**Task to carry out:** The records below must be written out exactly, with every picture left behind.

**Dataset items:**
[Begin]
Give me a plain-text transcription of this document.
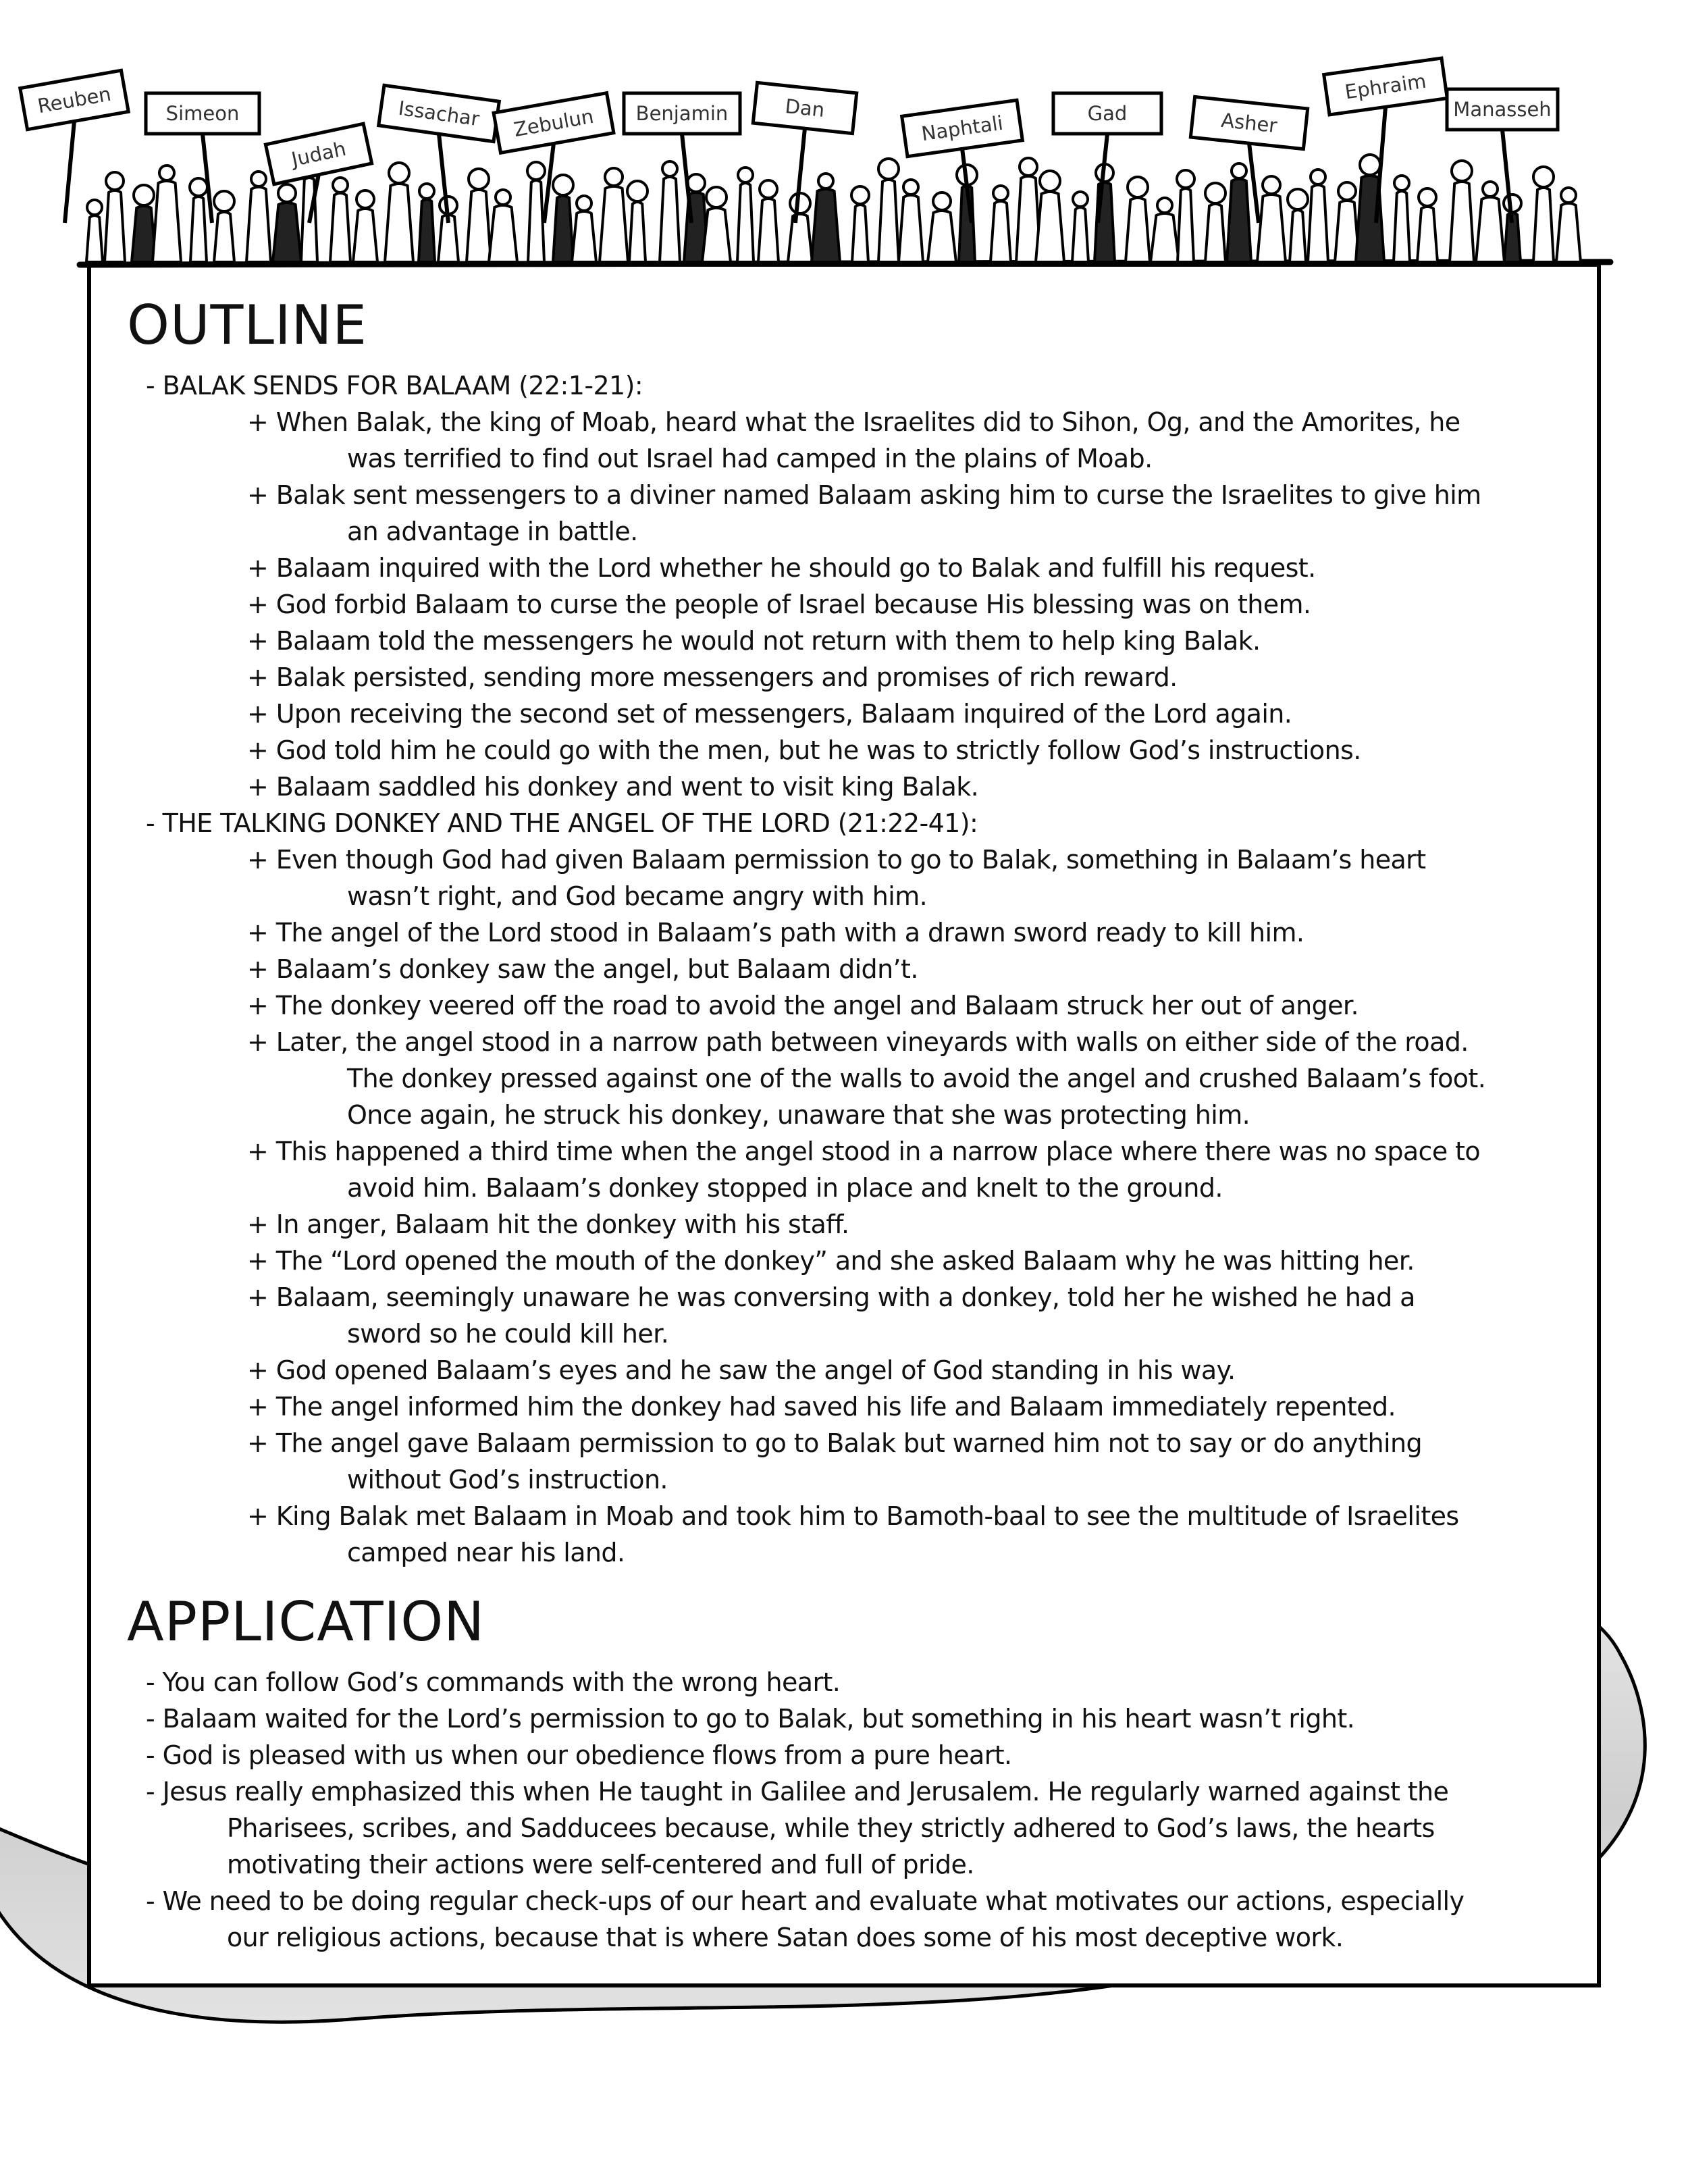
Reuben	Simeon
Judah
Issachar Zebulun Benjamin	Dan
Naphtali	Gad	Asher
Ephraim
Manasseh
OUTLINE
- BALAK SENDS FOR BALAAM (22:1-21):
+ When Balak, the king of Moab, heard what the Israelites did to Sihon, Og, and the Amorites, he

was terrified to find out Israel had camped in the plains of Moab.
+ Balak sent messengers to a diviner named Balaam asking him to curse the Israelites to give him

an advantage in battle.
+ Balaam inquired with the Lord whether he should go to Balak and fulfill his request.
+ God forbid Balaam to curse the people of Israel because His blessing was on them.
+ Balaam told the messengers he would not return with them to help king Balak.
+ Balak persisted, sending more messengers and promises of rich reward.
+ Upon receiving the second set of messengers, Balaam inquired of the Lord again.
+ God told him he could go with the men, but he was to strictly follow God’s instructions.
+ Balaam saddled his donkey and went to visit king Balak.
- THE TALKING DONKEY AND THE ANGEL OF THE LORD (21:22-41):
+ Even though God had given Balaam permission to go to Balak, something in Balaam’s heart

wasn’t right, and God became angry with him.
+ The angel of the Lord stood in Balaam’s path with a drawn sword ready to kill him.
+ Balaam’s donkey saw the angel, but Balaam didn’t.
+ The donkey veered off the road to avoid the angel and Balaam struck her out of anger.
+ Later, the angel stood in a narrow path between vineyards with walls on either side of the road.

The donkey pressed against one of the walls to avoid the angel and crushed Balaam’s foot.
Once again, he struck his donkey, unaware that she was protecting him.
+ This happened a third time when the angel stood in a narrow place where there was no space to

avoid him. Balaam’s donkey stopped in place and knelt to the ground.
+ In anger, Balaam hit the donkey with his staff.
+ The “Lord opened the mouth of the donkey” and she asked Balaam why he was hitting her.
+ Balaam, seemingly unaware he was conversing with a donkey, told her he wished he had a

sword so he could kill her.
+ God opened Balaam’s eyes and he saw the angel of God standing in his way.
+ The angel informed him the donkey had saved his life and Balaam immediately repented.
+ The angel gave Balaam permission to go to Balak but warned him not to say or do anything

without God’s instruction.
+ King Balak met Balaam in Moab and took him to Bamoth-baal to see the multitude of Israelites

camped near his land.
APPLICATION
- You can follow God’s commands with the wrong heart.
- Balaam waited for the Lord’s permission to go to Balak, but something in his heart wasn’t right.
- God is pleased with us when our obedience flows from a pure heart.
- Jesus really emphasized this when He taught in Galilee and Jerusalem. He regularly warned against the

Pharisees, scribes, and Sadducees because, while they strictly adhered to God’s laws, the hearts
motivating their actions were self-centered and full of pride.
- We need to be doing regular check-ups of our heart and evaluate what motivates our actions, especially

our religious actions, because that is where Satan does some of his most deceptive work.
[End]
**The output:**
Give me a plain-text transcription of this document.
Reuben	Simeon
Judah
Issachar Zebulun Benjamin	Dan
Naphtali	Gad	Asher
Ephraim
Manasseh
OUTLINE
- BALAK SENDS FOR BALAAM (22:1-21):
+ When Balak, the king of Moab, heard what the Israelites did to Sihon, Og, and the Amorites, he

was terrified to find out Israel had camped in the plains of Moab.
+ Balak sent messengers to a diviner named Balaam asking him to curse the Israelites to give him

an advantage in battle.
+ Balaam inquired with the Lord whether he should go to Balak and fulfill his request.
+ God forbid Balaam to curse the people of Israel because His blessing was on them.
+ Balaam told the messengers he would not return with them to help king Balak.
+ Balak persisted, sending more messengers and promises of rich reward.
+ Upon receiving the second set of messengers, Balaam inquired of the Lord again.
+ God told him he could go with the men, but he was to strictly follow God’s instructions.
+ Balaam saddled his donkey and went to visit king Balak.
- THE TALKING DONKEY AND THE ANGEL OF THE LORD (21:22-41):
+ Even though God had given Balaam permission to go to Balak, something in Balaam’s heart

wasn’t right, and God became angry with him.
+ The angel of the Lord stood in Balaam’s path with a drawn sword ready to kill him.
+ Balaam’s donkey saw the angel, but Balaam didn’t.
+ The donkey veered off the road to avoid the angel and Balaam struck her out of anger.
+ Later, the angel stood in a narrow path between vineyards with walls on either side of the road.

The donkey pressed against one of the walls to avoid the angel and crushed Balaam’s foot.
Once again, he struck his donkey, unaware that she was protecting him.
+ This happened a third time when the angel stood in a narrow place where there was no space to

avoid him. Balaam’s donkey stopped in place and knelt to the ground.
+ In anger, Balaam hit the donkey with his staff.
+ The “Lord opened the mouth of the donkey” and she asked Balaam why he was hitting her.
+ Balaam, seemingly unaware he was conversing with a donkey, told her he wished he had a

sword so he could kill her.
+ God opened Balaam’s eyes and he saw the angel of God standing in his way.
+ The angel informed him the donkey had saved his life and Balaam immediately repented.
+ The angel gave Balaam permission to go to Balak but warned him not to say or do anything

without God’s instruction.
+ King Balak met Balaam in Moab and took him to Bamoth-baal to see the multitude of Israelites

camped near his land.
APPLICATION
- You can follow God’s commands with the wrong heart.
- Balaam waited for the Lord’s permission to go to Balak, but something in his heart wasn’t right.
- God is pleased with us when our obedience flows from a pure heart.
- Jesus really emphasized this when He taught in Galilee and Jerusalem. He regularly warned against the

Pharisees, scribes, and Sadducees because, while they strictly adhered to God’s laws, the hearts
motivating their actions were self-centered and full of pride.
- We need to be doing regular check-ups of our heart and evaluate what motivates our actions, especially

our religious actions, because that is where Satan does some of his most deceptive work.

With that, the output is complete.